SHORT EXERCISE -
Write the records below out in full, character for character, with no pictures.

Data records
---+---

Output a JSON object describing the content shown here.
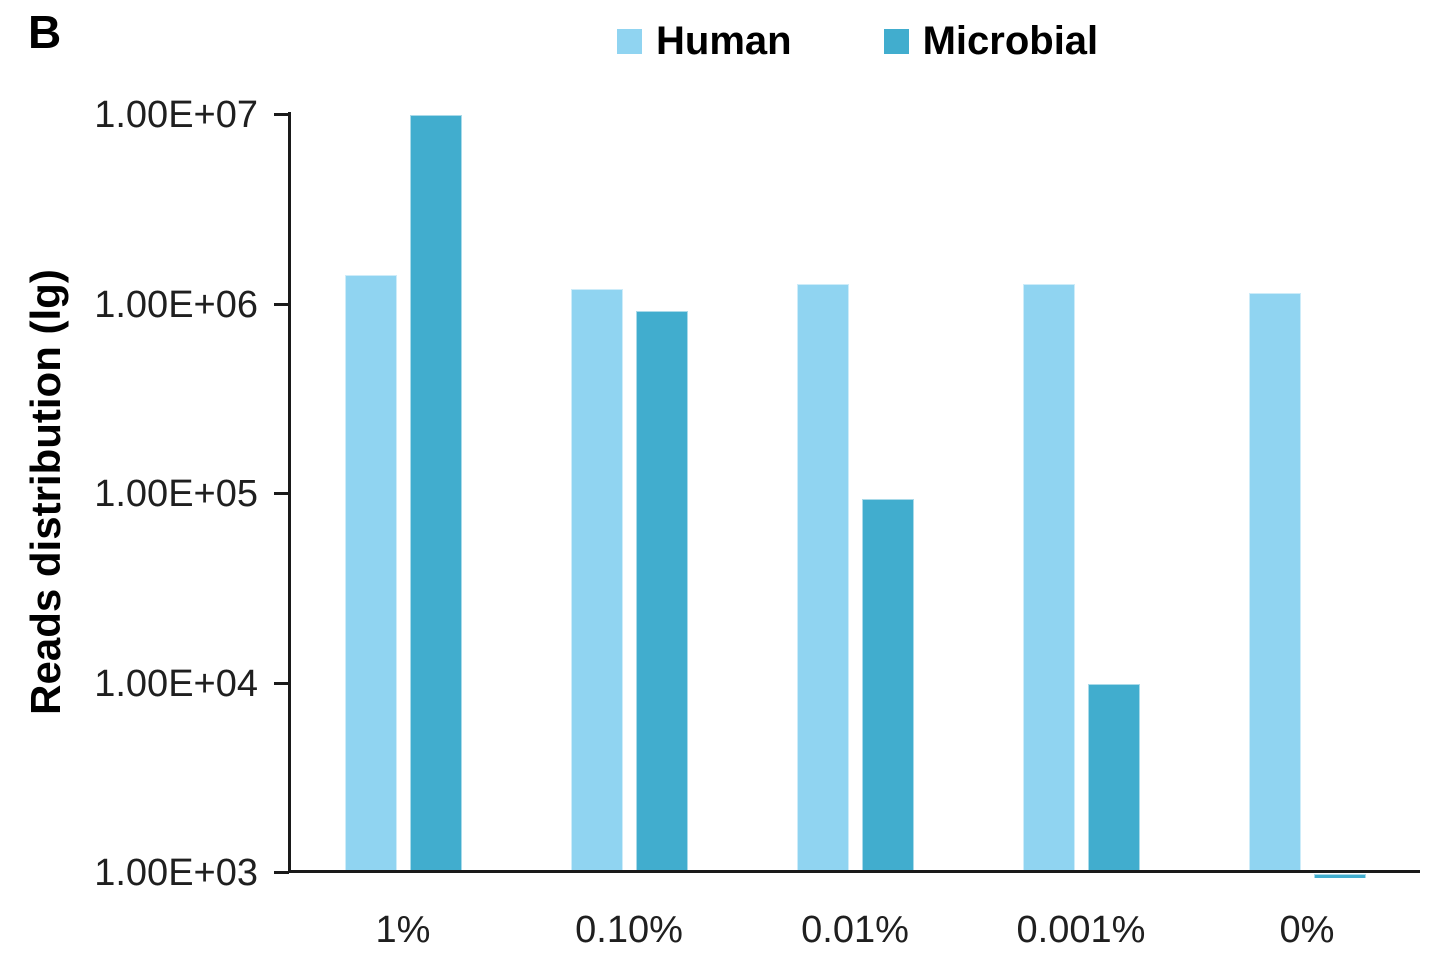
{
  "panel_label": "B",
  "legend": {
    "items": [
      {
        "label": "Human",
        "color": "#90D4F1"
      },
      {
        "label": "Microbial",
        "color": "#41ADCE"
      }
    ]
  },
  "yaxis": {
    "title": "Reads distribution (lg)",
    "scale": "log",
    "ticks": [
      {
        "label": "1.00E+07",
        "value": 10000000
      },
      {
        "label": "1.00E+06",
        "value": 1000000
      },
      {
        "label": "1.00E+05",
        "value": 100000
      },
      {
        "label": "1.00E+04",
        "value": 10000
      },
      {
        "label": "1.00E+03",
        "value": 1000
      }
    ]
  },
  "xaxis": {
    "categories": [
      "1%",
      "0.10%",
      "0.01%",
      "0.001%",
      "0%"
    ]
  },
  "chart_data": {
    "type": "bar",
    "title": "",
    "panel_label": "B",
    "categories": [
      "1%",
      "0.10%",
      "0.01%",
      "0.001%",
      "0%"
    ],
    "series": [
      {
        "name": "Human",
        "color": "#90D4F1",
        "values": [
          1430000,
          1200000,
          1280000,
          1290000,
          1150000
        ]
      },
      {
        "name": "Microbial",
        "color": "#41ADCE",
        "values": [
          10000000,
          920000,
          94000,
          9900,
          970
        ]
      }
    ],
    "xlabel": "",
    "ylabel": "Reads distribution (lg)",
    "yscale": "log",
    "ylim": [
      1000,
      10000000
    ],
    "ytick_labels": [
      "1.00E+07",
      "1.00E+06",
      "1.00E+05",
      "1.00E+04",
      "1.00E+03"
    ],
    "grid": false,
    "legend_position": "top-center"
  }
}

---+---

EXERCISE ANSWER -
Output a JSON object describing the content shown here.
{
  "panel_label": "B",
  "legend": {
    "items": [
      {
        "label": "Human",
        "color": "#90D4F1"
      },
      {
        "label": "Microbial",
        "color": "#41ADCE"
      }
    ]
  },
  "yaxis": {
    "title": "Reads distribution (lg)",
    "scale": "log",
    "ticks": [
      {
        "label": "1.00E+07",
        "value": 10000000
      },
      {
        "label": "1.00E+06",
        "value": 1000000
      },
      {
        "label": "1.00E+05",
        "value": 100000
      },
      {
        "label": "1.00E+04",
        "value": 10000
      },
      {
        "label": "1.00E+03",
        "value": 1000
      }
    ]
  },
  "xaxis": {
    "categories": [
      "1%",
      "0.10%",
      "0.01%",
      "0.001%",
      "0%"
    ]
  },
  "chart_data": {
    "type": "bar",
    "title": "",
    "panel_label": "B",
    "categories": [
      "1%",
      "0.10%",
      "0.01%",
      "0.001%",
      "0%"
    ],
    "series": [
      {
        "name": "Human",
        "color": "#90D4F1",
        "values": [
          1430000,
          1200000,
          1280000,
          1290000,
          1150000
        ]
      },
      {
        "name": "Microbial",
        "color": "#41ADCE",
        "values": [
          10000000,
          920000,
          94000,
          9900,
          970
        ]
      }
    ],
    "xlabel": "",
    "ylabel": "Reads distribution (lg)",
    "yscale": "log",
    "ylim": [
      1000,
      10000000
    ],
    "ytick_labels": [
      "1.00E+07",
      "1.00E+06",
      "1.00E+05",
      "1.00E+04",
      "1.00E+03"
    ],
    "grid": false,
    "legend_position": "top-center"
  }
}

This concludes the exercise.